▸ **THE RECORDS**
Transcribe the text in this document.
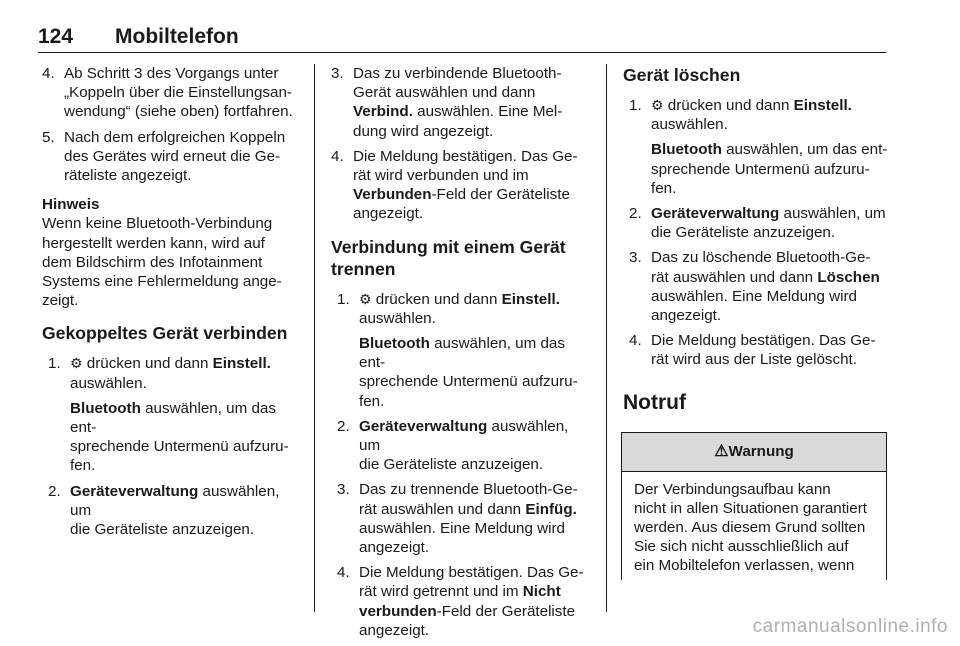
124 Mobiltelefon
4. Ab Schritt 3 des Vorgangs unter
„Koppeln über die Einstellungsan‐
wendung“ (siehe oben) fortfahren.
5. Nach dem erfolgreichen Koppeln
des Gerätes wird erneut die Ge‐
räteliste angezeigt.
Hinweis
Wenn keine Bluetooth-Verbindung
hergestellt werden kann, wird auf
dem Bildschirm des Infotainment
Systems eine Fehlermeldung ange‐
zeigt.
Gekoppeltes Gerät verbinden
1. ⚙ drücken und dann Einstell.
auswählen.
Bluetooth auswählen, um das ent‐
sprechende Untermenü aufzuru‐
fen.
2. Geräteverwaltung auswählen, um
die Geräteliste anzuzeigen.
3. Das zu verbindende Bluetooth-
Gerät auswählen und dann
Verbind. auswählen. Eine Mel‐
dung wird angezeigt.
4. Die Meldung bestätigen. Das Ge‐
rät wird verbunden und im
Verbunden-Feld der Geräteliste
angezeigt.
Verbindung mit einem Gerät
trennen
1. ⚙ drücken und dann Einstell.
auswählen.
Bluetooth auswählen, um das ent‐
sprechende Untermenü aufzuru‐
fen.
2. Geräteverwaltung auswählen, um
die Geräteliste anzuzeigen.
3. Das zu trennende Bluetooth-Ge‐
rät auswählen und dann Einfüg.
auswählen. Eine Meldung wird
angezeigt.
4. Die Meldung bestätigen. Das Ge‐
rät wird getrennt und im Nicht
verbunden-Feld der Geräteliste
angezeigt.
Gerät löschen
1. ⚙ drücken und dann Einstell.
auswählen.
Bluetooth auswählen, um das ent‐
sprechende Untermenü aufzuru‐
fen.
2. Geräteverwaltung auswählen, um
die Geräteliste anzuzeigen.
3. Das zu löschende Bluetooth-Ge‐
rät auswählen und dann Löschen
auswählen. Eine Meldung wird
angezeigt.
4. Die Meldung bestätigen. Das Ge‐
rät wird aus der Liste gelöscht.
Notruf
⚠Warnung
Der Verbindungsaufbau kann
nicht in allen Situationen garantiert
werden. Aus diesem Grund sollten
Sie sich nicht ausschließlich auf
ein Mobiltelefon verlassen, wenn
carmanualsonline.info
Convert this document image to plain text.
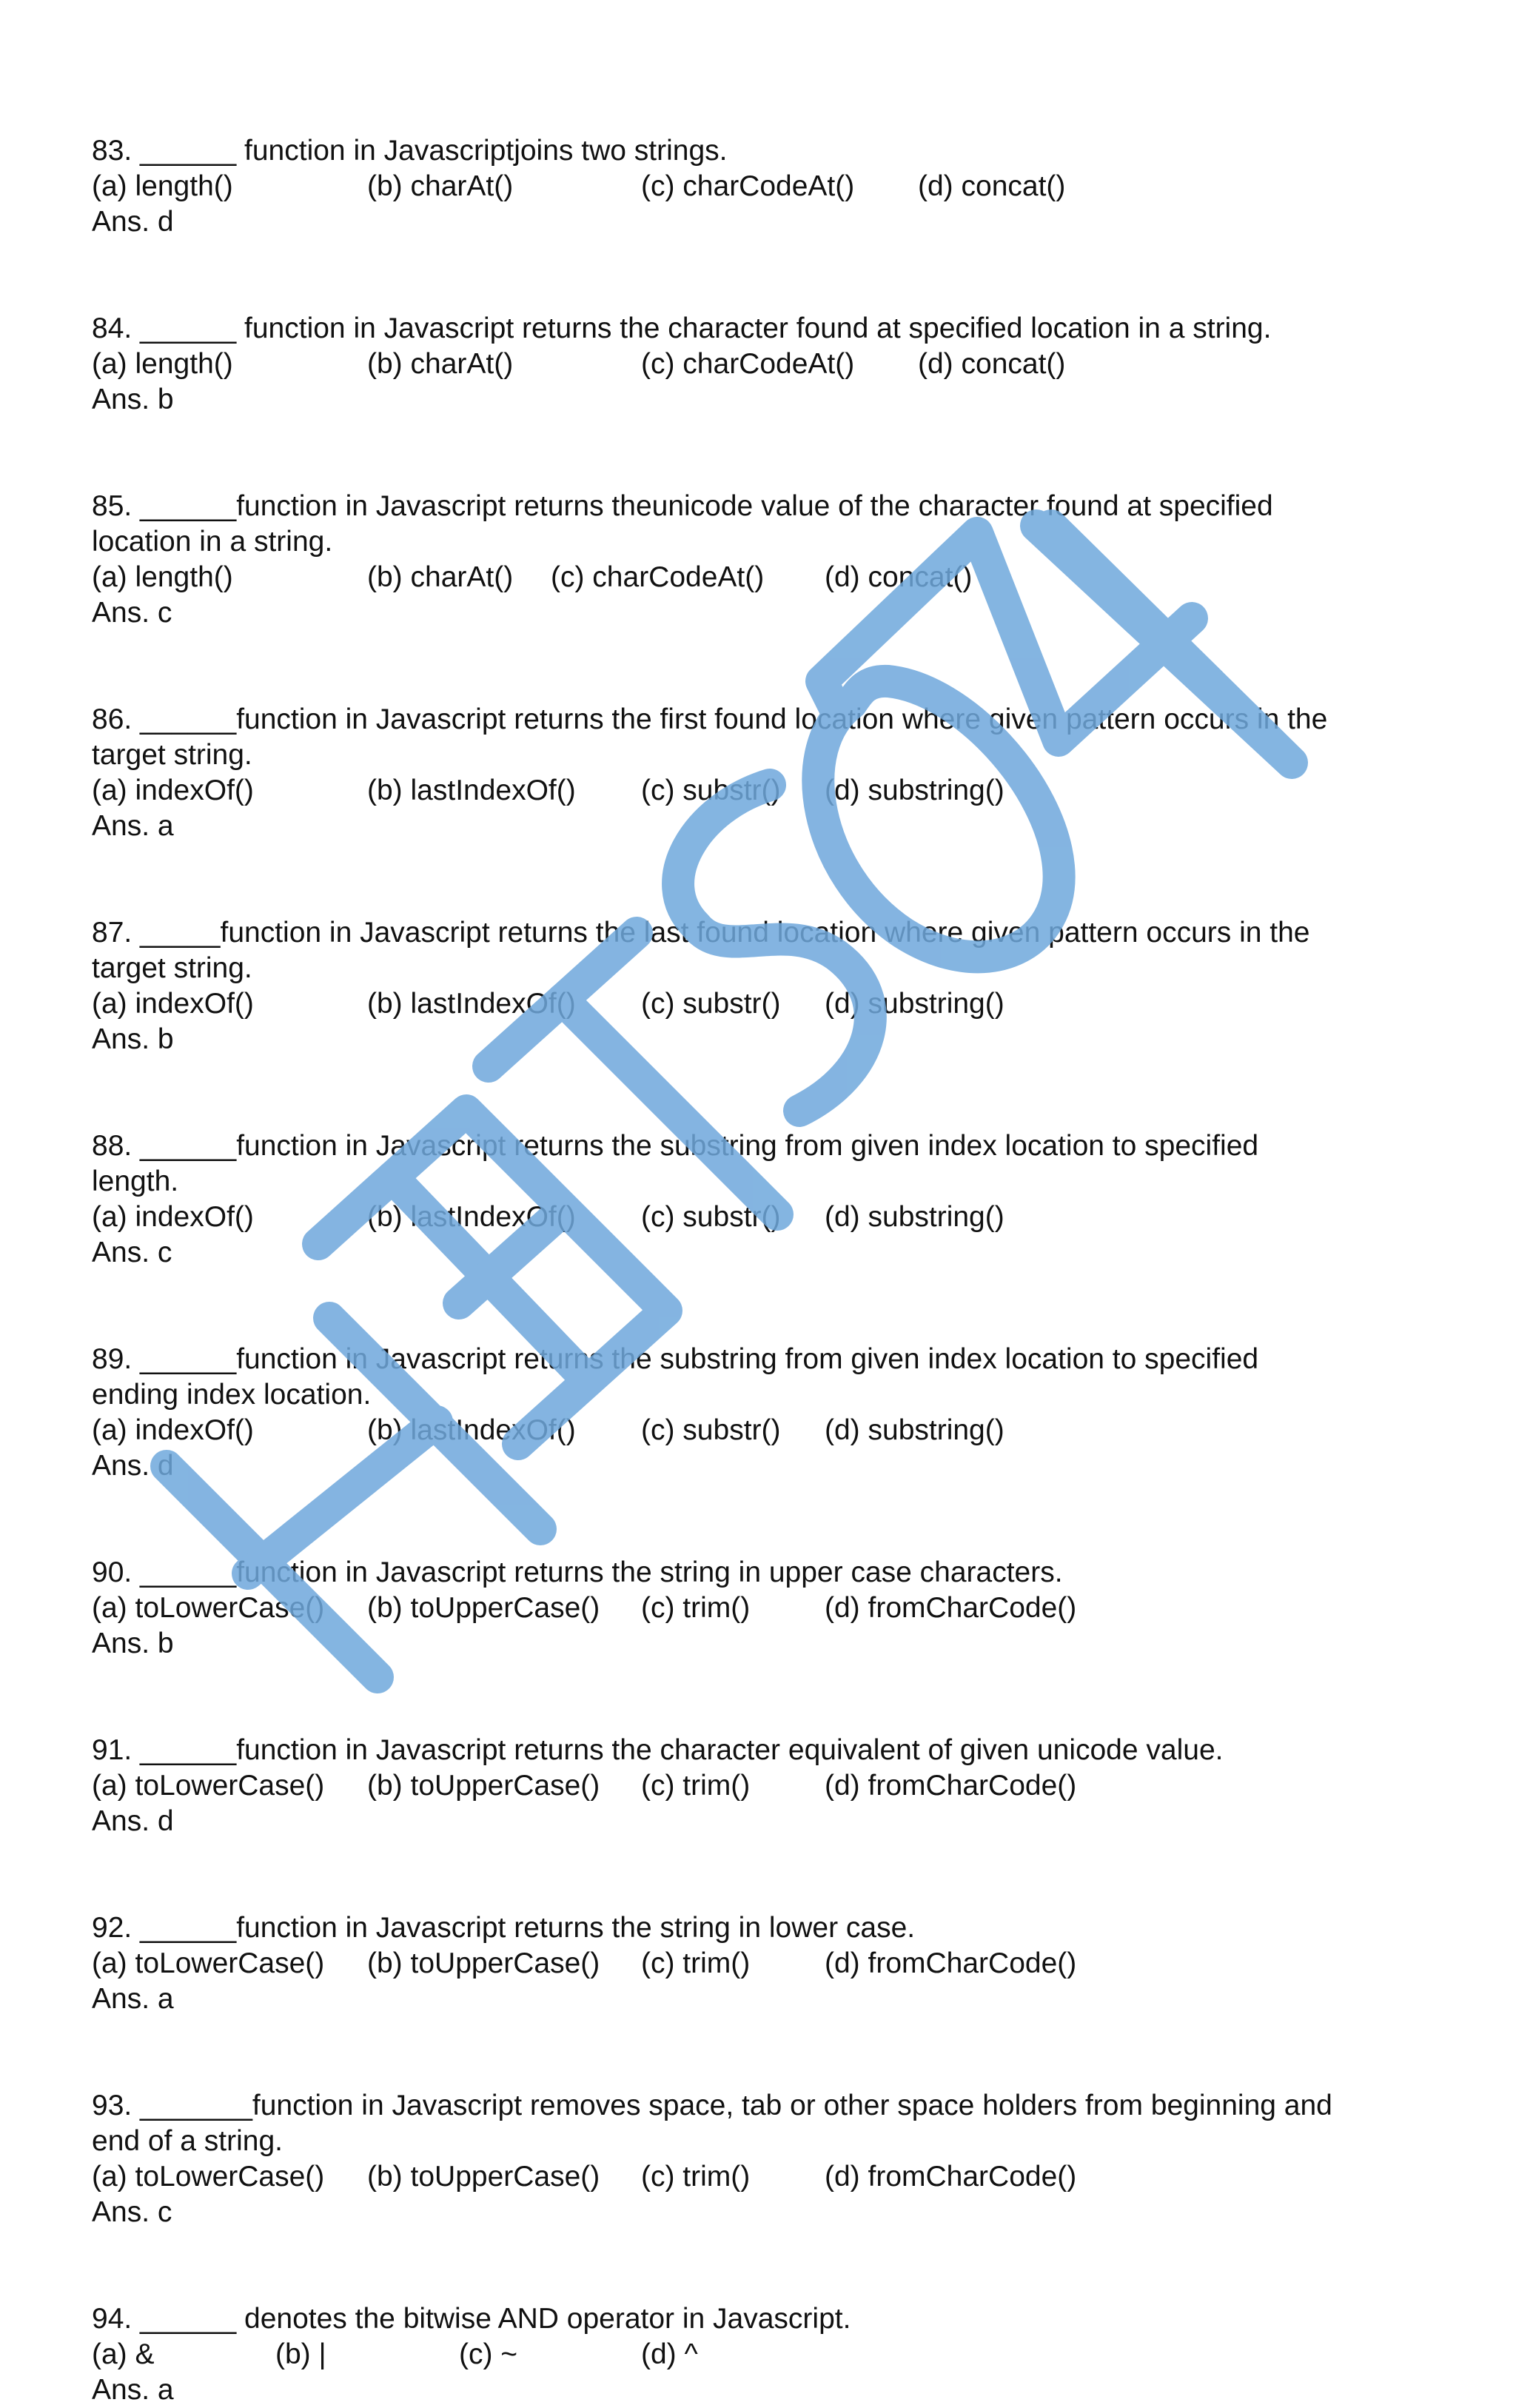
83. ______ function in Javascriptjoins two strings.
(a) length()	(b) charAt()	(c) charCodeAt() (d) concat()
Ans. d
84. ______ function in Javascript returns the character found at specified location in a string.
(a) length()	(b) charAt()	(c) charCodeAt() (d) concat()
Ans. b
85. ______function in Javascript returns theunicode value of the character found at specified
location in a string.
(a) length()	(b) charAt() (c) charCodeAt() (d) concat()
Ans. c
86. ______function in Javascript returns the first found location where given pattern occurs in the
target string.
(a) indexOf()	(b) lastIndexOf() (c) substr() (d) substring()
Ans. a
87. _____function in Javascript returns the last found location where given pattern occurs in the
target string.
(a) indexOf()	(b) lastIndexOf() (c) substr() (d) substring()
Ans. b
88. ______function in Javascript returns the substring from given index location to specified
length.
(a) indexOf()	(b) lastIndexOf() (c) substr() (d) substring()
Ans. c
89. ______function in Javascript returns the substring from given index location to specified
ending index location.
(a) indexOf()	(b) lastIndexOf() (c) substr() (d) substring()
Ans. d
90. ______function in Javascript returns the string in upper case characters.
(a) toLowerCase() (b) toUpperCase() (c) trim()	(d) fromCharCode()
Ans. b
91. ______function in Javascript returns the character equivalent of given unicode value.
(a) toLowerCase() (b) toUpperCase() (c) trim()	(d) fromCharCode()
Ans. d
92. ______function in Javascript returns the string in lower case.
(a) toLowerCase() (b) toUpperCase() (c) trim()	(d) fromCharCode()
Ans. a
93. _______function in Javascript removes space, tab or other space holders from beginning and
end of a string.
(a) toLowerCase() (b) toUpperCase() (c) trim()	(d) fromCharCode()
Ans. c
94. ______ denotes the bitwise AND operator in Javascript.
(a) &	(b) |	(c) ~	(d) ^
Ans. a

▸ **EXERCISE DETAILS**
Copy out each line of the data containing the string "kann".

▸ **ANSWER TO THIS TASK**
hergestellt werden kann, wird auf
Der Verbindungsaufbau kann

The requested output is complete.